● Directions
Search the entries for the word "RMSf" and pull out each line that has it.

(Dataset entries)
══════════════════════════════

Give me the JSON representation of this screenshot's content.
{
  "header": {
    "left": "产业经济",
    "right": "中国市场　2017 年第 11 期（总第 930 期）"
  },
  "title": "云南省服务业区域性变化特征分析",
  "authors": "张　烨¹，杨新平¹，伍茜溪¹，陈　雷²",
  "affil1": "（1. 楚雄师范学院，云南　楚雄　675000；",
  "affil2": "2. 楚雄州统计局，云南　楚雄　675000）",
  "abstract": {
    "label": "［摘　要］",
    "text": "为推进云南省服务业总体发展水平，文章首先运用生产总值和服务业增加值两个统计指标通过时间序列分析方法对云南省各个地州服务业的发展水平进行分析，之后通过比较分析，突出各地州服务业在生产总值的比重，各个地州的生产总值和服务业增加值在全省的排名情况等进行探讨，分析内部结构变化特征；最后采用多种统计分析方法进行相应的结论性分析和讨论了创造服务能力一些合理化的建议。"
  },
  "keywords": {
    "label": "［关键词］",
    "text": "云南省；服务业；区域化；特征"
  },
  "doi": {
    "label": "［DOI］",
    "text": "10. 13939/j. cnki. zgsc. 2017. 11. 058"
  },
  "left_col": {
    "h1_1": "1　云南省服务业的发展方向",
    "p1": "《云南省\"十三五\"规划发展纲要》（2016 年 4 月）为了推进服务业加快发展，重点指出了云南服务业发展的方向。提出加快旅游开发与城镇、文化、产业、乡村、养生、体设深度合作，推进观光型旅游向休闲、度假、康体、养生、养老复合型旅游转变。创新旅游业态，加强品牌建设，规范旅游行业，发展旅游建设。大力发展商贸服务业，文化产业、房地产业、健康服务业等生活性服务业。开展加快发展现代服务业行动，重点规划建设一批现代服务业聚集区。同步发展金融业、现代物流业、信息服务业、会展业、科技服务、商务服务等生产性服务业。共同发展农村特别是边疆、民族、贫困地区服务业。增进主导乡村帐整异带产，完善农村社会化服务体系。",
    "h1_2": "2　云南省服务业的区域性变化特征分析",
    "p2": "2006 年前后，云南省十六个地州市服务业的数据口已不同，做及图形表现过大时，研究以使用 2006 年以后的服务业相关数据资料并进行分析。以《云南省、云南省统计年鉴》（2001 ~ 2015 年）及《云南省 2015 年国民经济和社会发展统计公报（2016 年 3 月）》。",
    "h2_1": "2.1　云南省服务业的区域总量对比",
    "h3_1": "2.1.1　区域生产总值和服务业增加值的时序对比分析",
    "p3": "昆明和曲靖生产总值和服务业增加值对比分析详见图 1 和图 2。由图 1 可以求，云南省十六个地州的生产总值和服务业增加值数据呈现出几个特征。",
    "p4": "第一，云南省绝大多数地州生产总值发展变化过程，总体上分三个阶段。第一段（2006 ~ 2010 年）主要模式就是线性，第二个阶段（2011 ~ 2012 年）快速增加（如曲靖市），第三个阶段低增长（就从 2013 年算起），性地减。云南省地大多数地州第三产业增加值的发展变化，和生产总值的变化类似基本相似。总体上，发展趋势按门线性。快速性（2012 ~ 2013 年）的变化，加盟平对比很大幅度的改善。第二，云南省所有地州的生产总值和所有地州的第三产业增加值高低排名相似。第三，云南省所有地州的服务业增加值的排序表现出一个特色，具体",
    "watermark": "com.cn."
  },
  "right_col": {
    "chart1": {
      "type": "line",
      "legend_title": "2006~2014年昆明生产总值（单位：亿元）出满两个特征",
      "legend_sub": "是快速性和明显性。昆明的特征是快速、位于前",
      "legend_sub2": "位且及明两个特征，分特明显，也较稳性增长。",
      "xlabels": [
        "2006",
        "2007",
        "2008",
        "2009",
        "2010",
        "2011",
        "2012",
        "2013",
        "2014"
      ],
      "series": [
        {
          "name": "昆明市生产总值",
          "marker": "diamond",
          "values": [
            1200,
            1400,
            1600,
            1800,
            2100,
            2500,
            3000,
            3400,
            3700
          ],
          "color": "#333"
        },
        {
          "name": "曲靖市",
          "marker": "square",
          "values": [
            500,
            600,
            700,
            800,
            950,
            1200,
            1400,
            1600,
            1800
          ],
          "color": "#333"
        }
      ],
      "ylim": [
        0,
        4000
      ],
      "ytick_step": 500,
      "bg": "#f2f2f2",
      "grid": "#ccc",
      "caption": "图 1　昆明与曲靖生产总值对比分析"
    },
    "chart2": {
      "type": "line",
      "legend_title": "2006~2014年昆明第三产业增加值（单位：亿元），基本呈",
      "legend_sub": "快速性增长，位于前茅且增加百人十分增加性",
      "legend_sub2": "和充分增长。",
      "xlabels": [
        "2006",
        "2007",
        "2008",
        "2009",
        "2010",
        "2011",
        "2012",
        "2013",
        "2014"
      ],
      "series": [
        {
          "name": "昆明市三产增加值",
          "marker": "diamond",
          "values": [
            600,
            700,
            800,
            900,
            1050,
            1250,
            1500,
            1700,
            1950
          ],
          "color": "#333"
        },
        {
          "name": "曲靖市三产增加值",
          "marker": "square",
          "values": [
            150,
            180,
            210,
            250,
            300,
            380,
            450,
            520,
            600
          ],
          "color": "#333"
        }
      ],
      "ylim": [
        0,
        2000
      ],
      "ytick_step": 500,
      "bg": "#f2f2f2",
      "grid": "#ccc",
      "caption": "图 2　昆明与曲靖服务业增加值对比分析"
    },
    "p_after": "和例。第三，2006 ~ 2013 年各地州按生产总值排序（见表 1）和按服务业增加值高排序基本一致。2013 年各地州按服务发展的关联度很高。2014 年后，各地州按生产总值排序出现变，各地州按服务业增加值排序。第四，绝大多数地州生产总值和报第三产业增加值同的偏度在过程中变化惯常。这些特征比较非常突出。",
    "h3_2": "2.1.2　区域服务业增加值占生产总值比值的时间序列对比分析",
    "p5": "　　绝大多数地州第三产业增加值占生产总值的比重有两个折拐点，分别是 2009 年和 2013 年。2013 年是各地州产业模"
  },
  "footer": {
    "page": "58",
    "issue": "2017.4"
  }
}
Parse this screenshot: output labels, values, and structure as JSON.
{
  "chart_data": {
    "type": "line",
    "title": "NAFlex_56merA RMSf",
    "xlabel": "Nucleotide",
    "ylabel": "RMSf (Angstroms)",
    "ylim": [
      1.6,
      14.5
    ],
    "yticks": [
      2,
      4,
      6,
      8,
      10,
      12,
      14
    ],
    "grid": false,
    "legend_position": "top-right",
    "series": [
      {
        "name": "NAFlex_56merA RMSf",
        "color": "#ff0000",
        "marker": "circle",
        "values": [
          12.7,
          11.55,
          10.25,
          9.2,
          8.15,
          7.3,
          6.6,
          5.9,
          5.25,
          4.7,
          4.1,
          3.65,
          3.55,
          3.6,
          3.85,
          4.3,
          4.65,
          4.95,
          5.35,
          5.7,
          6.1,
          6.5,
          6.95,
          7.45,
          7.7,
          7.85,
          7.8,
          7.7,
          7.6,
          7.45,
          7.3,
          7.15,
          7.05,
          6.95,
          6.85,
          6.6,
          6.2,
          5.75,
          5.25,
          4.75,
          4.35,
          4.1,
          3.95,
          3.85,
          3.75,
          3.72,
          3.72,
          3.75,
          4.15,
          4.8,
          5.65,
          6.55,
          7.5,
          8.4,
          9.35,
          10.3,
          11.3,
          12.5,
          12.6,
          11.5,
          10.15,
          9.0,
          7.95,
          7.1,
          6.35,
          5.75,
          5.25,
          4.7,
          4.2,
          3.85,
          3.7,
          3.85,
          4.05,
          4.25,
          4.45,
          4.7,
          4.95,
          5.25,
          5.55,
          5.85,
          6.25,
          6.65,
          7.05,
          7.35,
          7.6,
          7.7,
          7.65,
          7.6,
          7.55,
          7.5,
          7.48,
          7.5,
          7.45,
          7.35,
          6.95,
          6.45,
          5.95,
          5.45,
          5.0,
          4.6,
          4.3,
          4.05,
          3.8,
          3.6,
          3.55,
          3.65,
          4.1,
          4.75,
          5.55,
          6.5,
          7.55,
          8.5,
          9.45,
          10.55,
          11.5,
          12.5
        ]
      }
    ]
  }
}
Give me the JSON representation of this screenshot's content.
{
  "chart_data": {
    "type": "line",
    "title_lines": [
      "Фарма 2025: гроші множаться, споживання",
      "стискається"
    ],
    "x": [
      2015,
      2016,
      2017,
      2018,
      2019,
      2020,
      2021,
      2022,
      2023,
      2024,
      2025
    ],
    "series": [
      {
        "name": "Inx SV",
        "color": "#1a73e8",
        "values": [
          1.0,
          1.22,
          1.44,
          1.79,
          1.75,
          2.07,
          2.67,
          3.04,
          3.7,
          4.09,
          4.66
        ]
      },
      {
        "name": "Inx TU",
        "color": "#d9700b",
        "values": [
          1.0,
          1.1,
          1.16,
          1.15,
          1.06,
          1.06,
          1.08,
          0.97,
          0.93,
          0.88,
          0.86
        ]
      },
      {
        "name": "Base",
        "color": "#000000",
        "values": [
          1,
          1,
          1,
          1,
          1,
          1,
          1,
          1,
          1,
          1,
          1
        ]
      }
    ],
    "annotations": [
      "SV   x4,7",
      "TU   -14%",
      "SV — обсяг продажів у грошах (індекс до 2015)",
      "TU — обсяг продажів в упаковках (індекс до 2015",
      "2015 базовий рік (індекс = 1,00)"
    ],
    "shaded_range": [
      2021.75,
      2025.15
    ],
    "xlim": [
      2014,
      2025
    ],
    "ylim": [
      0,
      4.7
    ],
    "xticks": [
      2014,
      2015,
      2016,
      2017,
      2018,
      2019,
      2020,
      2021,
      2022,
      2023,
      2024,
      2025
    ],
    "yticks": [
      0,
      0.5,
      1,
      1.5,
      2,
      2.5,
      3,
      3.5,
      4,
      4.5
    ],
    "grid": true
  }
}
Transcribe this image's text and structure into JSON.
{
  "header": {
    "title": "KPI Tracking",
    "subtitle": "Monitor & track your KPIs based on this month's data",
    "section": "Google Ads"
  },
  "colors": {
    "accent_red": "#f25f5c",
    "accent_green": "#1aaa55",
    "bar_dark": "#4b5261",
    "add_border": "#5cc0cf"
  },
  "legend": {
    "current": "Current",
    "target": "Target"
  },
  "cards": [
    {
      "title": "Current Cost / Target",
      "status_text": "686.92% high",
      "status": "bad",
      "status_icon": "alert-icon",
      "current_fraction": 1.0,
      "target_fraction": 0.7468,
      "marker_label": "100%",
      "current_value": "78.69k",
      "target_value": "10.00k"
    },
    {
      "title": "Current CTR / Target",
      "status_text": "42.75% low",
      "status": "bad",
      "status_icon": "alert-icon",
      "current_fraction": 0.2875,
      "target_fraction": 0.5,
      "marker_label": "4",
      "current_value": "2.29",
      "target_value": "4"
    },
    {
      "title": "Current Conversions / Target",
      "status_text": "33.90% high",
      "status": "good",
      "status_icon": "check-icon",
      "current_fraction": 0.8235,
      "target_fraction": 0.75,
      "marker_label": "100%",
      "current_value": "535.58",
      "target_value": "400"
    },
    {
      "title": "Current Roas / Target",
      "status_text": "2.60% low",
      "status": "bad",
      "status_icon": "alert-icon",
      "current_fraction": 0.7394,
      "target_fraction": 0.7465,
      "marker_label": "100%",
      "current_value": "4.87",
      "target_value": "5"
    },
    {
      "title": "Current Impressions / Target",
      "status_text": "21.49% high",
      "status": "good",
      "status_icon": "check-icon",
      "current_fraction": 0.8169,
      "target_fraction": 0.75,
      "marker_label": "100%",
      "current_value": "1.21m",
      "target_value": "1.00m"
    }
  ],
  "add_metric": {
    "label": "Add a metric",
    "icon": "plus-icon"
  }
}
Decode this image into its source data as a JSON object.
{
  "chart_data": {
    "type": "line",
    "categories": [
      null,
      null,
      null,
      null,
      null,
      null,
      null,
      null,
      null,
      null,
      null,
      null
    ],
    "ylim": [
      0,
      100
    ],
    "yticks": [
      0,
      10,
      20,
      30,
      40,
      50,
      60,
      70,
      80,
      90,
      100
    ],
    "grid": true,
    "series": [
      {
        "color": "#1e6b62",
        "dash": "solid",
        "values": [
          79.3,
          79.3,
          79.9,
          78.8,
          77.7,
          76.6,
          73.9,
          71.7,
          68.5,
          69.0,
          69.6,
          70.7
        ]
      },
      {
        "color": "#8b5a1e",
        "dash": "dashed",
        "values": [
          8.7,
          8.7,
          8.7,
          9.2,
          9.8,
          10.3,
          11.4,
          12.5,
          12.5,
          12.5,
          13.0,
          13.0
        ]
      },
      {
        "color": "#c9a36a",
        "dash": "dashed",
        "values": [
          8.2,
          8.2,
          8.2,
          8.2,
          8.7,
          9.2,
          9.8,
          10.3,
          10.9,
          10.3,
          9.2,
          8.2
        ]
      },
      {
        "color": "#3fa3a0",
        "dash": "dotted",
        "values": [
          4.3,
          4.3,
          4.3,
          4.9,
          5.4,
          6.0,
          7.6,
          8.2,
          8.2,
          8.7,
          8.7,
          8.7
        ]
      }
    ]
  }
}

══════════════════════════════

● Solution to the exercise
    "title": "NAFlex_56merA RMSf",
    "ylabel": "RMSf (Angstroms)",
        "name": "NAFlex_56merA RMSf",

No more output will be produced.